# ENTRIES PROVIDED
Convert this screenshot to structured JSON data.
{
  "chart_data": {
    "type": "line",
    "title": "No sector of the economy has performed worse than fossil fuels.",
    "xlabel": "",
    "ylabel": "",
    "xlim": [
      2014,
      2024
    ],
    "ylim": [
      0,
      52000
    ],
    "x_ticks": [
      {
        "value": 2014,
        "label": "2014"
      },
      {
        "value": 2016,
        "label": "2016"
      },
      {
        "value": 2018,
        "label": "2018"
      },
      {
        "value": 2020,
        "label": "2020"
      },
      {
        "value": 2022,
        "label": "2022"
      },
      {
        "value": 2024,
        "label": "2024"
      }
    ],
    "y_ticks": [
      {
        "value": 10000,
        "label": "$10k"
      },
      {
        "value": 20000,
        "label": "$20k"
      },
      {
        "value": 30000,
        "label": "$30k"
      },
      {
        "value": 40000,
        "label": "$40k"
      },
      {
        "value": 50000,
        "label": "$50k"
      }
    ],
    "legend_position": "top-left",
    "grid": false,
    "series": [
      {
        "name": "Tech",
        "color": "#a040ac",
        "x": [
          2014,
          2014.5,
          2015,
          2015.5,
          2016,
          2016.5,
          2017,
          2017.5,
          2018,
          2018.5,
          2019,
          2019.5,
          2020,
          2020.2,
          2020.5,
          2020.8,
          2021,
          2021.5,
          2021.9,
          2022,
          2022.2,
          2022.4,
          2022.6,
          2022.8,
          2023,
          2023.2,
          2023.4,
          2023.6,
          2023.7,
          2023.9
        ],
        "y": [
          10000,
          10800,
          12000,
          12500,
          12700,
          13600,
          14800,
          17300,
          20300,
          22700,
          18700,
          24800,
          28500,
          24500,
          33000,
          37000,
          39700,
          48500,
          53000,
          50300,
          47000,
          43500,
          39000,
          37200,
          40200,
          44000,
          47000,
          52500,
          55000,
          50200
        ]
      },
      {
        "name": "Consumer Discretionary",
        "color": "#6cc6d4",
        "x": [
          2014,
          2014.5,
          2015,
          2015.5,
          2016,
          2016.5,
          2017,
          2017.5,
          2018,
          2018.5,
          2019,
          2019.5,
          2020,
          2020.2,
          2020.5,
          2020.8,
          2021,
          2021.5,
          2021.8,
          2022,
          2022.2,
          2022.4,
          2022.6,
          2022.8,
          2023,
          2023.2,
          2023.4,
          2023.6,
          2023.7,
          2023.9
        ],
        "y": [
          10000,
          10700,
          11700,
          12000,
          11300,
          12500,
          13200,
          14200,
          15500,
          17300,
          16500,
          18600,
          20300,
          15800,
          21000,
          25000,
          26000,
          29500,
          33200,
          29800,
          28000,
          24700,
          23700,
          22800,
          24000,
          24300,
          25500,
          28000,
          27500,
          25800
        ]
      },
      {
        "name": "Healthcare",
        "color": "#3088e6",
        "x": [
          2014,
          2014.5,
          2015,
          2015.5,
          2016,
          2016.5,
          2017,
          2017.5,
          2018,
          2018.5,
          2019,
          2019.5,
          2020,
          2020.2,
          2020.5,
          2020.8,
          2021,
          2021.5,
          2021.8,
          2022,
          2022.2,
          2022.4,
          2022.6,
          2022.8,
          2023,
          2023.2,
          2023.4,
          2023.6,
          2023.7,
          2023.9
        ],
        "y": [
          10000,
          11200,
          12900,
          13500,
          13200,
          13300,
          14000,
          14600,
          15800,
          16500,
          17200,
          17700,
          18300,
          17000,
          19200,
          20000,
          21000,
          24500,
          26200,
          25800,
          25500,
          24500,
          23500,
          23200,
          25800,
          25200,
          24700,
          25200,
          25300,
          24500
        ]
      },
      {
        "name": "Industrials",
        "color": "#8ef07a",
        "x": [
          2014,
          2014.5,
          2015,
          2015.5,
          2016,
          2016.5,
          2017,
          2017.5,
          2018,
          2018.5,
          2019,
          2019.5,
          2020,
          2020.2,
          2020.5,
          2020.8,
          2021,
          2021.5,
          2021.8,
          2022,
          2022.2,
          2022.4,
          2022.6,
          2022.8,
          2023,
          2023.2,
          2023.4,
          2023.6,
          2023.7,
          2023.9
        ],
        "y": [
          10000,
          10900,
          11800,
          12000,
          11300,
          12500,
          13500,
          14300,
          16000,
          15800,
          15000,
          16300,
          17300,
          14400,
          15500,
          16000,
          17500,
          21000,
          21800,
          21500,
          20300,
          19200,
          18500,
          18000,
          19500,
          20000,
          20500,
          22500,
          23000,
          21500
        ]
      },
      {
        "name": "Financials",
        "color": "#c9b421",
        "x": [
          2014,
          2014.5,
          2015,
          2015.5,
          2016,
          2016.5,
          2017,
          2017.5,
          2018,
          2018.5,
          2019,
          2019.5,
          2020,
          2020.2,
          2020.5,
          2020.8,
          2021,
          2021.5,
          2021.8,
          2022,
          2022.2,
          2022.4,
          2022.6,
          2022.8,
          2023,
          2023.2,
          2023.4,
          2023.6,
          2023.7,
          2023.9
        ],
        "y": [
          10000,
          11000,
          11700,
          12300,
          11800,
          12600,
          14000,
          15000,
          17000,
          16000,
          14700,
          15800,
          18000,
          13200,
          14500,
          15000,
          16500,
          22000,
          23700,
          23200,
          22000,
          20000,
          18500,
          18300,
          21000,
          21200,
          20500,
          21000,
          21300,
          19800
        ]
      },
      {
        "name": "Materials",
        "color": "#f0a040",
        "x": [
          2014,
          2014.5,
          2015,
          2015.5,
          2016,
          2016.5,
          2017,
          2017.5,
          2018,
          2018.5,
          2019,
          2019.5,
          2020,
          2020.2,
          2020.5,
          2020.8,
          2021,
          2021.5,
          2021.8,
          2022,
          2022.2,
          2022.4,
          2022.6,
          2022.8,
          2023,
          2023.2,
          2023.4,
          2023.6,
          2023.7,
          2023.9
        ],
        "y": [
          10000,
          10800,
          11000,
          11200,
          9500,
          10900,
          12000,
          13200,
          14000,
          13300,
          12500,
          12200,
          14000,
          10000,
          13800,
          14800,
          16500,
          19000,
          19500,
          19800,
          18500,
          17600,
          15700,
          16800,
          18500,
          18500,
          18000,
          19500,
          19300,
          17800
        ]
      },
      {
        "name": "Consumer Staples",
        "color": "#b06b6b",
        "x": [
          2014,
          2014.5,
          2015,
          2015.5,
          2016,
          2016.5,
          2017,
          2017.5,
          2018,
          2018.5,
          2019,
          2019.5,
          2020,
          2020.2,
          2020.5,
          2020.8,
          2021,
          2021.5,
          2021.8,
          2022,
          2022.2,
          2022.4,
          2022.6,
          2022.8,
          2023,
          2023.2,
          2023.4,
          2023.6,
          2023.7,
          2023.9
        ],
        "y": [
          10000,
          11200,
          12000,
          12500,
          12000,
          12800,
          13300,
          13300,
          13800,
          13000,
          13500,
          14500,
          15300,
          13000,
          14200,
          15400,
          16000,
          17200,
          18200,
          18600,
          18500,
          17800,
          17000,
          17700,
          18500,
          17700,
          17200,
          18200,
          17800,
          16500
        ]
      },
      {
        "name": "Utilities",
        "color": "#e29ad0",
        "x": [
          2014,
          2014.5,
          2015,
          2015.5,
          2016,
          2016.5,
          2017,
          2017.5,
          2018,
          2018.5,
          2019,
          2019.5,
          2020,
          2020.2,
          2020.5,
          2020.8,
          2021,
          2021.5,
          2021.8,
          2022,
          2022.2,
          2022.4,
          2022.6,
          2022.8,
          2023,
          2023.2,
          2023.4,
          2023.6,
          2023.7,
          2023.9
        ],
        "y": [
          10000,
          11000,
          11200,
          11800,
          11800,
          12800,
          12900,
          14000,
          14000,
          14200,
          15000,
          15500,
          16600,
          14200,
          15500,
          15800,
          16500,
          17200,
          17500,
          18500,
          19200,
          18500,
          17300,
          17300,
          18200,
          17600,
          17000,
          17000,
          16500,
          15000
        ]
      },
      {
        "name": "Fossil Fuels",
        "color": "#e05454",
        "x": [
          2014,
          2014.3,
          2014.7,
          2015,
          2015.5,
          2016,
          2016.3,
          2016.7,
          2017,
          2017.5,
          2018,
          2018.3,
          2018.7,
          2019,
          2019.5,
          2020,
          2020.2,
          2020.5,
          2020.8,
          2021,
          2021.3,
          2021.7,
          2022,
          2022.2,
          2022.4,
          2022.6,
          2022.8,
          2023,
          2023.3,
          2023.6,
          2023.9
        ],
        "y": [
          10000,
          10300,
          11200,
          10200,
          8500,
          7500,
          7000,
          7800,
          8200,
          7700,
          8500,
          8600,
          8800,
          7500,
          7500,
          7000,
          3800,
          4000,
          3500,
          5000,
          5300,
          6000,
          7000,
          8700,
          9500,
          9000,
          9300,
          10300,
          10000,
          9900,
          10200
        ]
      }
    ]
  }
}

# DO THIS
Show every line above in which the word "color" occurs.

# THE SOLUTION
        "color": "#a040ac",
        "color": "#6cc6d4",
        "color": "#3088e6",
        "color": "#8ef07a",
        "color": "#c9b421",
        "color": "#f0a040",
        "color": "#b06b6b",
        "color": "#e29ad0",
        "color": "#e05454",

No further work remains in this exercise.